Data processing: speech signal processing – linguistics – language – Linguistics – Natural language
Reexamination Certificate
2000-05-31
2004-10-26
Chawan, Vijay (Department: 2654)
Data processing: speech signal processing, linguistics, language
Linguistics
Natural language
C704S002000, C704S004000, C704S008000, C704S007000, C707S793000, C707S793000, C707S793000, C707S793000
Reexamination Certificate
active
06810375
ABSTRACT:
FIELD OF THE INVENTION
The present invention relates to the field of fully automated, linguistic analysis of unrestricted text in different languages. Specifically, the present invention relates to an automatic method, and a corresponding apparatus, for segmentation of a stream of text elements comprising analyzed tokens into one or more initial clauses.
BACKGROUND OF THE INVENTION
Although current technology for parsing whole sentences in unrestricted text has improved in recent years, the level of parsing accuracy is still not sufficient to support long intended applications of parsing technology to information systems. For example, existing information systems cannot extract from unrestricted text specific pieces of information that are parallel in lexical, constructional and semantic respects.

> YOUR TASKS
1 – In the patent text, what field does the present invention relate to?
2 – Transcribe the patent text word for word, starting with "Data processing: speech signal processing –" and going on through "Vijay (Department: 2654)".

> Stored items

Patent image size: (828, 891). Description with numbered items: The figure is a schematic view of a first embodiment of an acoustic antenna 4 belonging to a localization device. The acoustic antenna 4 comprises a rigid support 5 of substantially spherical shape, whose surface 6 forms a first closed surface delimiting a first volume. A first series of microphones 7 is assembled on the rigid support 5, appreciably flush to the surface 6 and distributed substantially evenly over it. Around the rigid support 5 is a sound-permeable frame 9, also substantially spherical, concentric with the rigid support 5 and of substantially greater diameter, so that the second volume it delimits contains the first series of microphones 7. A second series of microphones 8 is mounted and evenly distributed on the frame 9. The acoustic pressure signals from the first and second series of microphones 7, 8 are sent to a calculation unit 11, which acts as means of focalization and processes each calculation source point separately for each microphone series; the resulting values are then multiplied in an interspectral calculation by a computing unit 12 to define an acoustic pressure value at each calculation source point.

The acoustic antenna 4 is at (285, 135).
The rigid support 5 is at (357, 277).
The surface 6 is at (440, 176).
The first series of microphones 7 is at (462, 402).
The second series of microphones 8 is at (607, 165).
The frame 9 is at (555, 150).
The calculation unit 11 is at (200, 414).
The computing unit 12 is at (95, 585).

> ANSWERS
1 – The field of fully automated, linguistic analysis of unrestricted text in different languages.

2 –
Data processing: speech signal processing – linguistics – language – Linguistics – Natural language
Reexamination Certificate
2000-05-31
2004-10-26
Chawan, Vijay (Department: 2654)